-- Begin --

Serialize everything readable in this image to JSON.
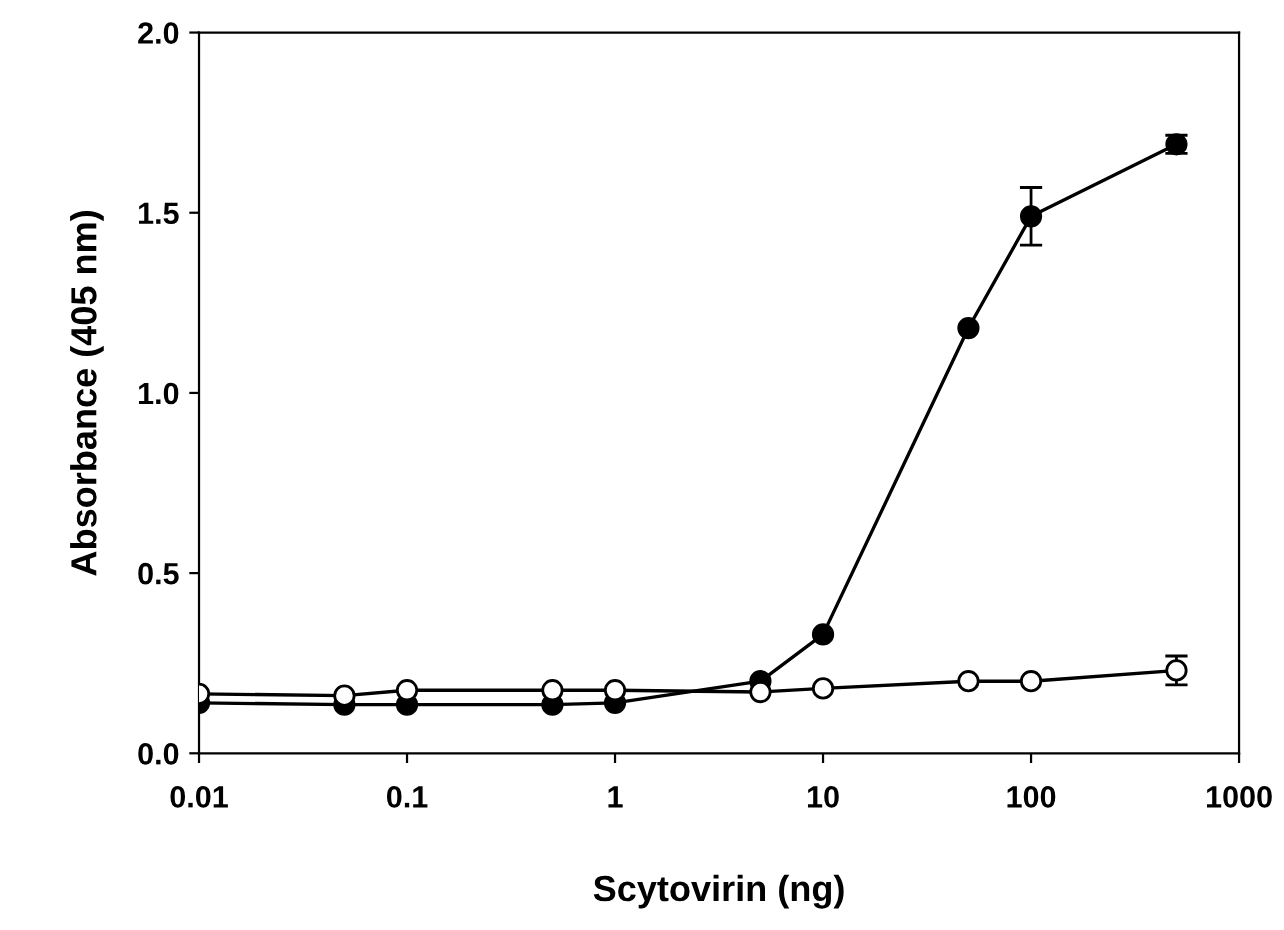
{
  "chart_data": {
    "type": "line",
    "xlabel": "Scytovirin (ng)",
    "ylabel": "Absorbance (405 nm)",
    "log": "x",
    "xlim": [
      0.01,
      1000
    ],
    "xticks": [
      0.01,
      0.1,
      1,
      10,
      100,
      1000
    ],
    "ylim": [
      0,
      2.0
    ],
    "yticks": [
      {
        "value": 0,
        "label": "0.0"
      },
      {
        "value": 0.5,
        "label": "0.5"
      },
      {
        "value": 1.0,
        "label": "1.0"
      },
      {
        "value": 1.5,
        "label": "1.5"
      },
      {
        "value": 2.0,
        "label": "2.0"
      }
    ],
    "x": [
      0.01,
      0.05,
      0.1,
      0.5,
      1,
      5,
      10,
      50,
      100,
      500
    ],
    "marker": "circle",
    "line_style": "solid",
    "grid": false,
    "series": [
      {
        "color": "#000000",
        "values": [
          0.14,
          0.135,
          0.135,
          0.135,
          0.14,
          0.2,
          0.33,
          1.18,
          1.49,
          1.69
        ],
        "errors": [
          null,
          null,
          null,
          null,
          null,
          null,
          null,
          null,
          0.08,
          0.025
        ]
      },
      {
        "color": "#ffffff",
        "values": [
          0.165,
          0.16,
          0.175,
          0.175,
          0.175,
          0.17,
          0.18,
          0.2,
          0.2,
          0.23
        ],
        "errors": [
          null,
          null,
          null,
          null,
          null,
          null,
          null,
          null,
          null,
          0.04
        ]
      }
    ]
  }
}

-- End --

_Objective:_
Every record above should be written out again without change, except that the pictures are left out.

_Exercise result:_
Serialize everything readable in this image to JSON.
{
  "chart_data": {
    "type": "line",
    "xlabel": "Scytovirin (ng)",
    "ylabel": "Absorbance (405 nm)",
    "log": "x",
    "xlim": [
      0.01,
      1000
    ],
    "xticks": [
      0.01,
      0.1,
      1,
      10,
      100,
      1000
    ],
    "ylim": [
      0,
      2.0
    ],
    "yticks": [
      {
        "value": 0,
        "label": "0.0"
      },
      {
        "value": 0.5,
        "label": "0.5"
      },
      {
        "value": 1.0,
        "label": "1.0"
      },
      {
        "value": 1.5,
        "label": "1.5"
      },
      {
        "value": 2.0,
        "label": "2.0"
      }
    ],
    "x": [
      0.01,
      0.05,
      0.1,
      0.5,
      1,
      5,
      10,
      50,
      100,
      500
    ],
    "marker": "circle",
    "line_style": "solid",
    "grid": false,
    "series": [
      {
        "color": "#000000",
        "values": [
          0.14,
          0.135,
          0.135,
          0.135,
          0.14,
          0.2,
          0.33,
          1.18,
          1.49,
          1.69
        ],
        "errors": [
          null,
          null,
          null,
          null,
          null,
          null,
          null,
          null,
          0.08,
          0.025
        ]
      },
      {
        "color": "#ffffff",
        "values": [
          0.165,
          0.16,
          0.175,
          0.175,
          0.175,
          0.17,
          0.18,
          0.2,
          0.2,
          0.23
        ],
        "errors": [
          null,
          null,
          null,
          null,
          null,
          null,
          null,
          null,
          null,
          0.04
        ]
      }
    ]
  }
}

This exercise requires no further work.